> [Given task] Pictures should be excluded; otherwise, copy every entry exactly.

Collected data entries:
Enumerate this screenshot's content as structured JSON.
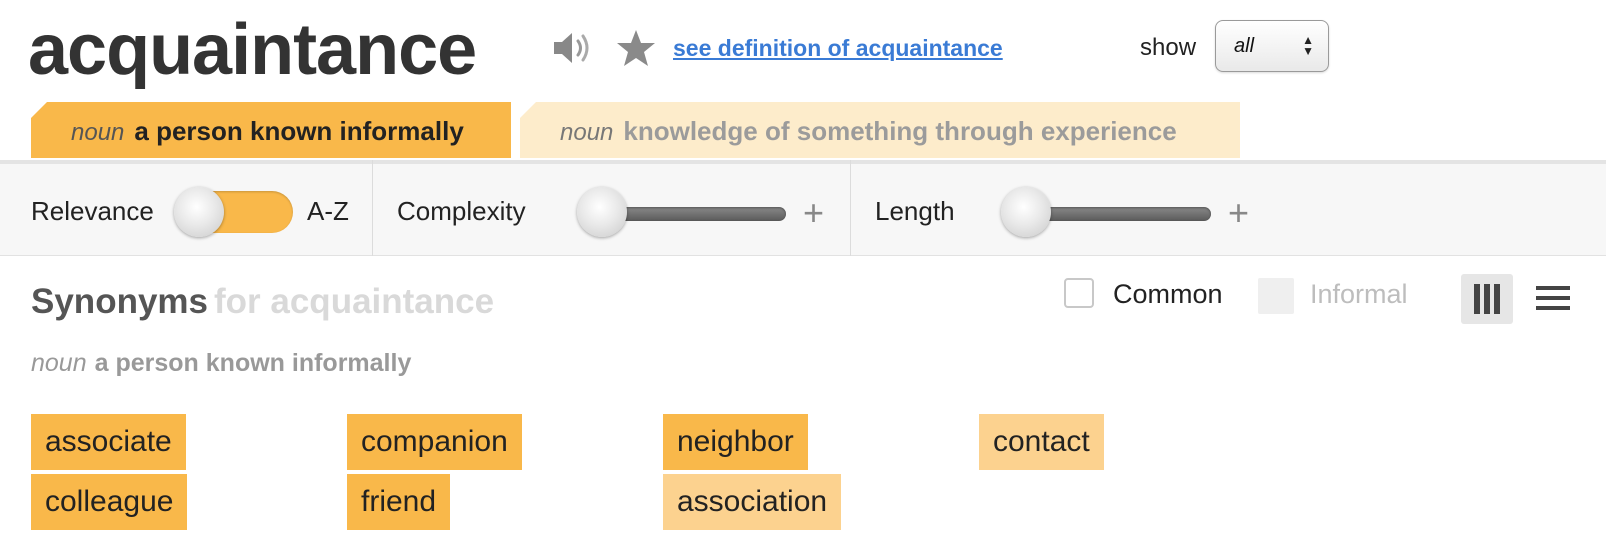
{
  "header": {
    "word": "acquaintance",
    "definition_link": "see definition of acquaintance",
    "show_label": "show",
    "show_value": "all",
    "icons": {
      "audio": "speaker-icon",
      "favorite": "star-icon"
    }
  },
  "senses": [
    {
      "pos": "noun",
      "definition": "a person known informally"
    },
    {
      "pos": "noun",
      "definition": "knowledge of something through experience"
    }
  ],
  "filters": {
    "sort_left": "Relevance",
    "sort_right": "A-Z",
    "complexity": "Complexity",
    "length": "Length",
    "plus": "+"
  },
  "results": {
    "title": "Synonyms",
    "title_suffix": "for acquaintance",
    "sense_pos": "noun",
    "sense_def": "a person known informally",
    "common_label": "Common",
    "informal_label": "Informal",
    "common_checked": false
  },
  "synonyms": [
    {
      "word": "associate",
      "strength": "strong"
    },
    {
      "word": "colleague",
      "strength": "strong"
    },
    {
      "word": "companion",
      "strength": "strong"
    },
    {
      "word": "friend",
      "strength": "strong"
    },
    {
      "word": "neighbor",
      "strength": "strong"
    },
    {
      "word": "association",
      "strength": "light"
    },
    {
      "word": "contact",
      "strength": "light"
    }
  ],
  "colors": {
    "accent": "#f9b84a",
    "accent_light": "#fcd28f",
    "tab_inactive": "#fdeccb",
    "link": "#3a7bd5"
  }
}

> [Result below]
Enumerate this screenshot's content as structured JSON.
{
  "header": {
    "word": "acquaintance",
    "definition_link": "see definition of acquaintance",
    "show_label": "show",
    "show_value": "all",
    "icons": {
      "audio": "speaker-icon",
      "favorite": "star-icon"
    }
  },
  "senses": [
    {
      "pos": "noun",
      "definition": "a person known informally"
    },
    {
      "pos": "noun",
      "definition": "knowledge of something through experience"
    }
  ],
  "filters": {
    "sort_left": "Relevance",
    "sort_right": "A-Z",
    "complexity": "Complexity",
    "length": "Length",
    "plus": "+"
  },
  "results": {
    "title": "Synonyms",
    "title_suffix": "for acquaintance",
    "sense_pos": "noun",
    "sense_def": "a person known informally",
    "common_label": "Common",
    "informal_label": "Informal",
    "common_checked": false
  },
  "synonyms": [
    {
      "word": "associate",
      "strength": "strong"
    },
    {
      "word": "colleague",
      "strength": "strong"
    },
    {
      "word": "companion",
      "strength": "strong"
    },
    {
      "word": "friend",
      "strength": "strong"
    },
    {
      "word": "neighbor",
      "strength": "strong"
    },
    {
      "word": "association",
      "strength": "light"
    },
    {
      "word": "contact",
      "strength": "light"
    }
  ],
  "colors": {
    "accent": "#f9b84a",
    "accent_light": "#fcd28f",
    "tab_inactive": "#fdeccb",
    "link": "#3a7bd5"
  }
}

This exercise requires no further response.